Exercise brief: Count lines with "IRAN" in them. Report only the total.
━━ Data shown
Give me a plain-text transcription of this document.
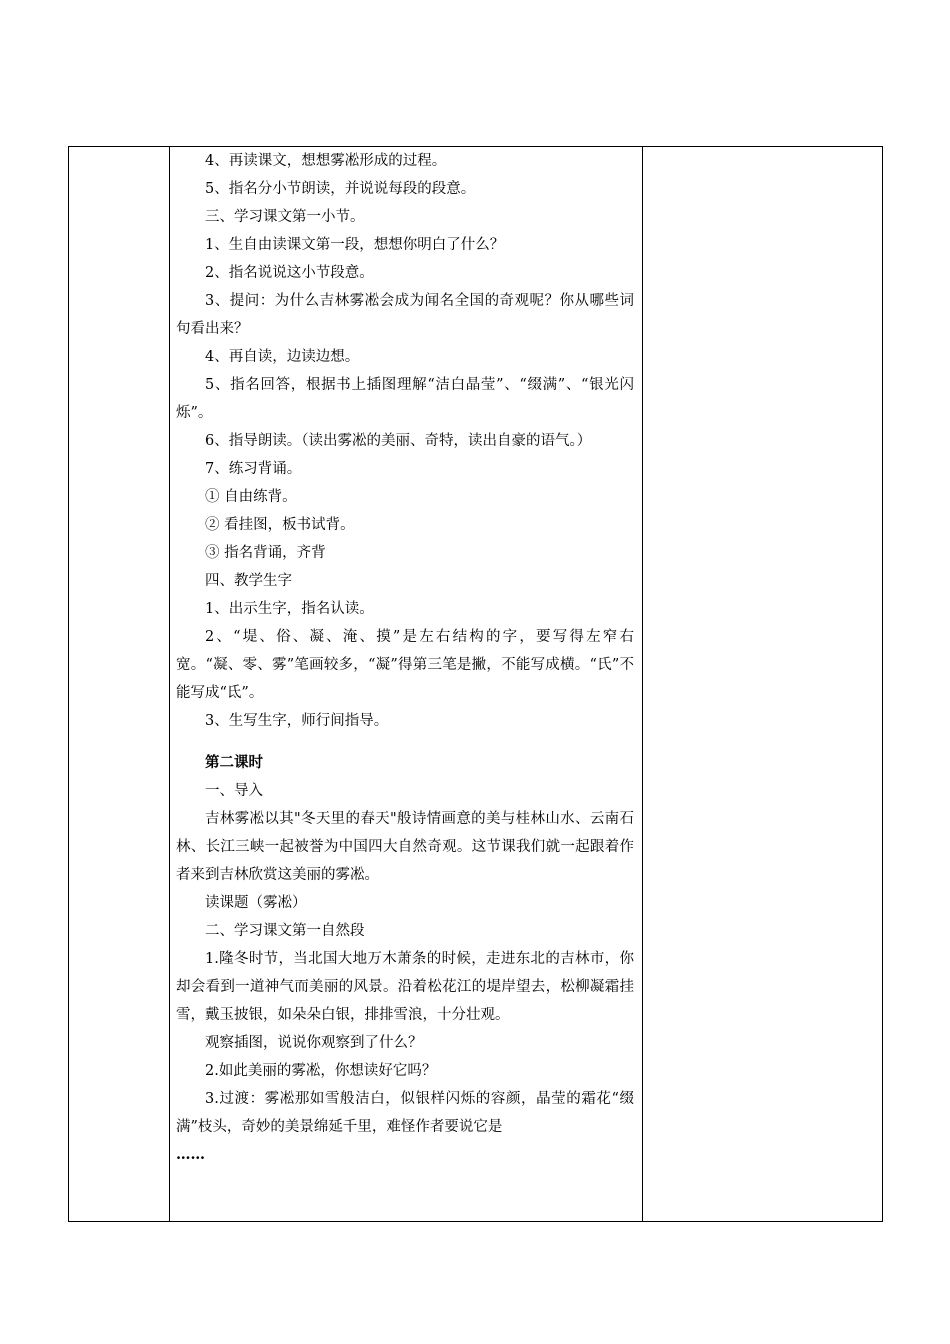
4、再读课文，想想雾凇形成的过程。

5、指名分小节朗读，并说说每段的段意。

三、学习课文第一小节。

1、生自由读课文第一段，想想你明白了什么？

2、指名说说这小节段意。

3、提问：为什么吉林雾凇会成为闻名全国的奇观呢？你从哪些词句看出来？

4、再自读，边读边想。

5、指名回答，根据书上插图理解“洁白晶莹”、“缀满”、“银光闪烁”。

6、指导朗读。（读出雾凇的美丽、奇特，读出自豪的语气。）

7、练习背诵。

① 自由练背。

② 看挂图，板书试背。

③ 指名背诵，齐背

四、教学生字

1、出示生字，指名认读。

2、“堤、俗、凝、淹、摸”是左右结构的字，要写得左窄右宽。“凝、零、雾”笔画较多，“凝”得第三笔是撇，不能写成横。“氏”不能写成“氐”。

3、生写生字，师行间指导。

第二课时

一、导入

吉林雾凇以其"冬天里的春天"般诗情画意的美与桂林山水、云南石林、长江三峡一起被誉为中国四大自然奇观。这节课我们就一起跟着作者来到吉林欣赏这美丽的雾凇。

读课题（雾凇）

二、学习课文第一自然段

1.隆冬时节，当北国大地万木萧条的时候，走进东北的吉林市，你却会看到一道神气而美丽的风景。沿着松花江的堤岸望去，松柳凝霜挂雪，戴玉披银，如朵朵白银，排排雪浪，十分壮观。

观察插图，说说你观察到了什么？

2.如此美丽的雾凇，你想读好它吗？

3.过渡：雾凇那如雪般洁白，似银样闪烁的容颜，晶莹的霜花“缀满”枝头，奇妙的美景绵延千里，难怪作者要说它是

……
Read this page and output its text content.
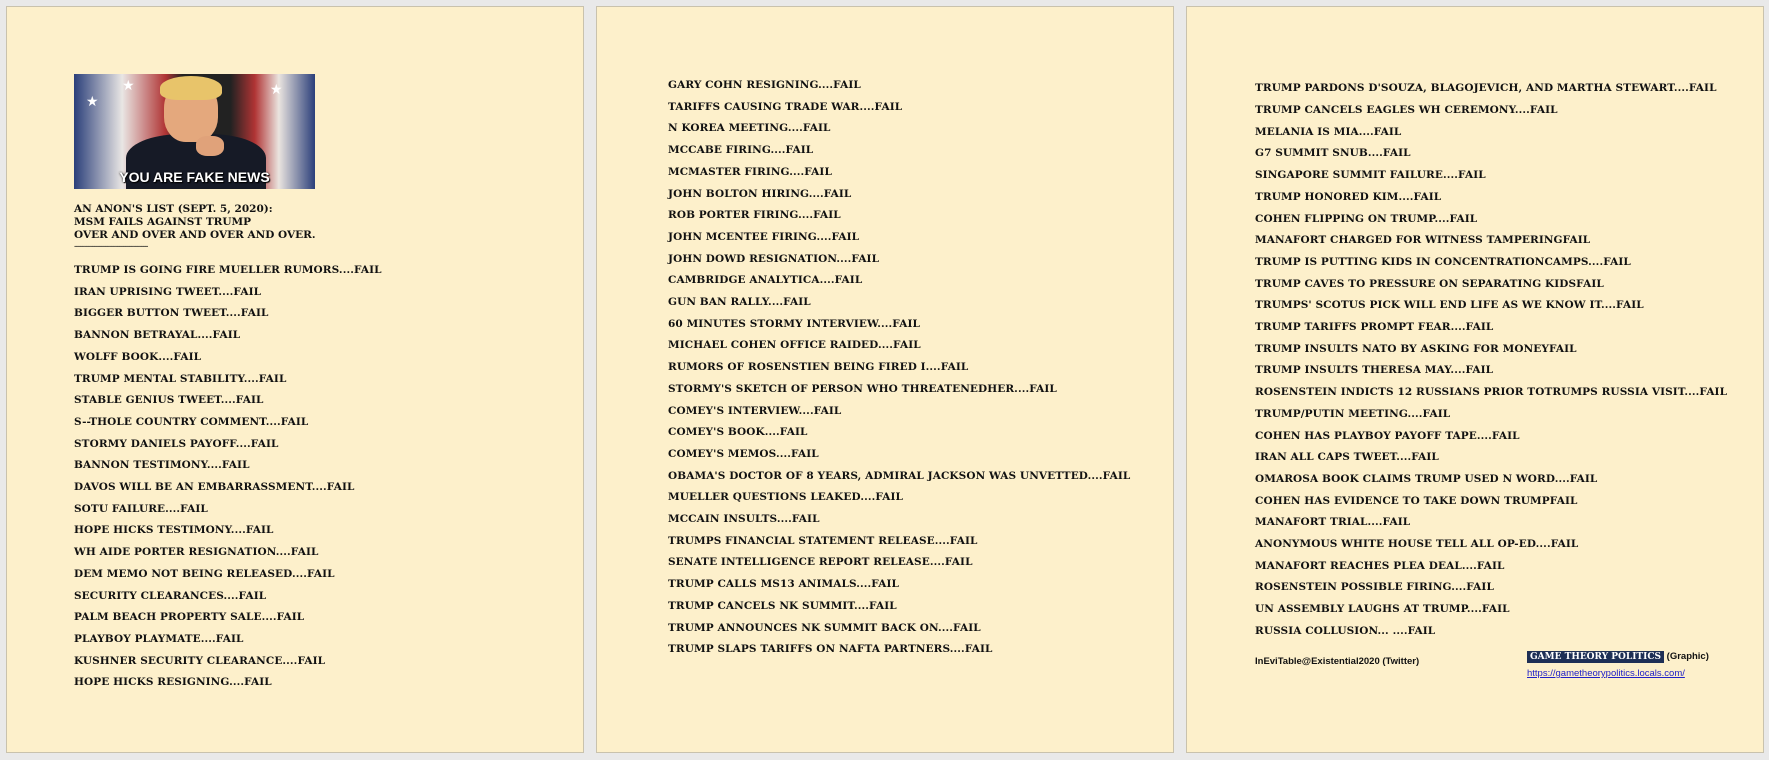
★
★
★
YOU ARE FAKE NEWS
AN ANON'S LIST (SEPT. 5, 2020):
MSM FAILS AGAINST TRUMP
OVER AND OVER AND OVER AND OVER.
------------------------------------
TRUMP IS GOING FIRE MUELLER RUMORS....FAIL
IRAN UPRISING TWEET....FAIL
BIGGER BUTTON TWEET....FAIL
BANNON BETRAYAL....FAIL
WOLFF BOOK....FAIL
TRUMP MENTAL STABILITY....FAIL
STABLE GENIUS TWEET....FAIL
S--THOLE COUNTRY COMMENT....FAIL
STORMY DANIELS PAYOFF....FAIL
BANNON TESTIMONY....FAIL
DAVOS WILL BE AN EMBARRASSMENT....FAIL
SOTU FAILURE....FAIL
HOPE HICKS TESTIMONY....FAIL
WH AIDE PORTER RESIGNATION....FAIL
DEM MEMO NOT BEING RELEASED....FAIL
SECURITY CLEARANCES....FAIL
PALM BEACH PROPERTY SALE....FAIL
PLAYBOY PLAYMATE....FAIL
KUSHNER SECURITY CLEARANCE....FAIL
HOPE HICKS RESIGNING....FAIL
GARY COHN RESIGNING....FAIL
TARIFFS CAUSING TRADE WAR....FAIL
N KOREA MEETING....FAIL
MCCABE FIRING....FAIL
MCMASTER FIRING....FAIL
JOHN BOLTON HIRING....FAIL
ROB PORTER FIRING....FAIL
JOHN MCENTEE FIRING....FAIL
JOHN DOWD RESIGNATION....FAIL
CAMBRIDGE ANALYTICA....FAIL
GUN BAN RALLY....FAIL
60 MINUTES STORMY INTERVIEW....FAIL
MICHAEL COHEN OFFICE RAIDED....FAIL
RUMORS OF ROSENSTIEN BEING FIRED I....FAIL
STORMY'S SKETCH OF PERSON WHO THREATENEDHER....FAIL
COMEY'S INTERVIEW....FAIL
COMEY'S BOOK....FAIL
COMEY'S MEMOS....FAIL
OBAMA'S DOCTOR OF 8 YEARS, ADMIRAL JACKSON WAS UNVETTED....FAIL
MUELLER QUESTIONS LEAKED....FAIL
MCCAIN INSULTS....FAIL
TRUMPS FINANCIAL STATEMENT RELEASE....FAIL
SENATE INTELLIGENCE REPORT RELEASE....FAIL
TRUMP CALLS MS13 ANIMALS....FAIL
TRUMP CANCELS NK SUMMIT....FAIL
TRUMP ANNOUNCES NK SUMMIT BACK ON....FAIL
TRUMP SLAPS TARIFFS ON NAFTA PARTNERS....FAIL
TRUMP PARDONS D'SOUZA, BLAGOJEVICH, AND MARTHA STEWART....FAIL
TRUMP CANCELS EAGLES WH CEREMONY....FAIL
MELANIA IS MIA....FAIL
G7 SUMMIT SNUB....FAIL
SINGAPORE SUMMIT FAILURE....FAIL
TRUMP HONORED KIM....FAIL
COHEN FLIPPING ON TRUMP....FAIL
MANAFORT CHARGED FOR WITNESS TAMPERINGFAIL
TRUMP IS PUTTING KIDS IN CONCENTRATIONCAMPS....FAIL
TRUMP CAVES TO PRESSURE ON SEPARATING KIDSFAIL
TRUMPS' SCOTUS PICK WILL END LIFE AS WE KNOW IT....FAIL
TRUMP TARIFFS PROMPT FEAR....FAIL
TRUMP INSULTS NATO BY ASKING FOR MONEYFAIL
TRUMP INSULTS THERESA MAY....FAIL
ROSENSTEIN INDICTS 12 RUSSIANS PRIOR TOTRUMPS RUSSIA VISIT....FAIL
TRUMP/PUTIN MEETING....FAIL
COHEN HAS PLAYBOY PAYOFF TAPE....FAIL
IRAN ALL CAPS TWEET....FAIL
OMAROSA BOOK CLAIMS TRUMP USED N WORD....FAIL
COHEN HAS EVIDENCE TO TAKE DOWN TRUMPFAIL
MANAFORT TRIAL....FAIL
ANONYMOUS WHITE HOUSE TELL ALL OP-ED....FAIL
MANAFORT REACHES PLEA DEAL....FAIL
ROSENSTEIN POSSIBLE FIRING....FAIL
UN ASSEMBLY LAUGHS AT TRUMP....FAIL
RUSSIA COLLUSION... ....FAIL
InEviTable@Existential2020 (Twitter)	GAME THEORY POLITICS (Graphic)
https://gametheorypolitics.locals.com/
━━━━
Task result: 2